» **Exercise**:
All of the material below is to be returned exactly.

» **Entries supplied**:
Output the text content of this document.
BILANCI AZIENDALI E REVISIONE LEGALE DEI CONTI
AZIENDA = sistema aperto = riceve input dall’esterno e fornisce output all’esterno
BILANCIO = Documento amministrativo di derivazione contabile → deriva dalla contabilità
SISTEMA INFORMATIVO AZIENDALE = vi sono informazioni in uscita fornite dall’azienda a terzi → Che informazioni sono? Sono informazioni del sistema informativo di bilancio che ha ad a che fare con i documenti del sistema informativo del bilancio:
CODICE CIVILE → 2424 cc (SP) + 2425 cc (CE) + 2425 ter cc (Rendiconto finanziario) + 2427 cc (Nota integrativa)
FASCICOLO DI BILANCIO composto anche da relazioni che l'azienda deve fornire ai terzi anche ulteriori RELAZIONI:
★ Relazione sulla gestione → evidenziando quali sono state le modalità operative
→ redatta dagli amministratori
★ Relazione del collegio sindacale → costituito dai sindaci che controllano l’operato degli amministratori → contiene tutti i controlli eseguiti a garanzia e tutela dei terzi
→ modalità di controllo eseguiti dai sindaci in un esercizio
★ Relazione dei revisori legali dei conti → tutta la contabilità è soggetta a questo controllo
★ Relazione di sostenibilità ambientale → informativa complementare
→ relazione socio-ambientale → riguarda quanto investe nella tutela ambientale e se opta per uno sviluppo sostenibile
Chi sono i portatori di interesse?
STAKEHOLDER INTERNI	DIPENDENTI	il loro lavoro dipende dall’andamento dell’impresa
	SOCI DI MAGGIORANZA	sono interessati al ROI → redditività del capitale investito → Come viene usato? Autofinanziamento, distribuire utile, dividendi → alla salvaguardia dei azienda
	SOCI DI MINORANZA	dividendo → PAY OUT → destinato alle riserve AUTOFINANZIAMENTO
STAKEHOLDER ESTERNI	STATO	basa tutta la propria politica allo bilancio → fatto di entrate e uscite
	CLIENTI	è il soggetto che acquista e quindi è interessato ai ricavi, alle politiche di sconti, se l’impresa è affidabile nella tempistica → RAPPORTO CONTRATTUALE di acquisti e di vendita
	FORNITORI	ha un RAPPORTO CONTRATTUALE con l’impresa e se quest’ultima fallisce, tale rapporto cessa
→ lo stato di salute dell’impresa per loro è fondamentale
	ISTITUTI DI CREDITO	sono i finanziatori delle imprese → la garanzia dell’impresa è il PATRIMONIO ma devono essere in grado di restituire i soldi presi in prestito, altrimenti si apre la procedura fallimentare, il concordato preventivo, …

» **Complete answer**:
Output the text content of this document.
BILANCI AZIENDALI E REVISIONE LEGALE DEI CONTI
AZIENDA = sistema aperto = riceve input dall’esterno e fornisce output all’esterno
BILANCIO = Documento amministrativo di derivazione contabile → deriva dalla contabilità
SISTEMA INFORMATIVO AZIENDALE = vi sono informazioni in uscita fornite dall’azienda a terzi → Che informazioni sono? Sono informazioni del sistema informativo di bilancio che ha ad a che fare con i documenti del sistema informativo del bilancio:
CODICE CIVILE → 2424 cc (SP) + 2425 cc (CE) + 2425 ter cc (Rendiconto finanziario) + 2427 cc (Nota integrativa)
FASCICOLO DI BILANCIO composto anche da relazioni che l'azienda deve fornire ai terzi anche ulteriori RELAZIONI:
★ Relazione sulla gestione → evidenziando quali sono state le modalità operative
→ redatta dagli amministratori
★ Relazione del collegio sindacale → costituito dai sindaci che controllano l’operato degli amministratori → contiene tutti i controlli eseguiti a garanzia e tutela dei terzi
→ modalità di controllo eseguiti dai sindaci in un esercizio
★ Relazione dei revisori legali dei conti → tutta la contabilità è soggetta a questo controllo
★ Relazione di sostenibilità ambientale → informativa complementare
→ relazione socio-ambientale → riguarda quanto investe nella tutela ambientale e se opta per uno sviluppo sostenibile
Chi sono i portatori di interesse?
STAKEHOLDER INTERNI	DIPENDENTI	il loro lavoro dipende dall’andamento dell’impresa
	SOCI DI MAGGIORANZA	sono interessati al ROI → redditività del capitale investito → Come viene usato? Autofinanziamento, distribuire utile, dividendi → alla salvaguardia dei azienda
	SOCI DI MINORANZA	dividendo → PAY OUT → destinato alle riserve AUTOFINANZIAMENTO
STAKEHOLDER ESTERNI	STATO	basa tutta la propria politica allo bilancio → fatto di entrate e uscite
	CLIENTI	è il soggetto che acquista e quindi è interessato ai ricavi, alle politiche di sconti, se l’impresa è affidabile nella tempistica → RAPPORTO CONTRATTUALE di acquisti e di vendita
	FORNITORI	ha un RAPPORTO CONTRATTUALE con l’impresa e se quest’ultima fallisce, tale rapporto cessa
→ lo stato di salute dell’impresa per loro è fondamentale
	ISTITUTI DI CREDITO	sono i finanziatori delle imprese → la garanzia dell’impresa è il PATRIMONIO ma devono essere in grado di restituire i soldi presi in prestito, altrimenti si apre la procedura fallimentare, il concordato preventivo, …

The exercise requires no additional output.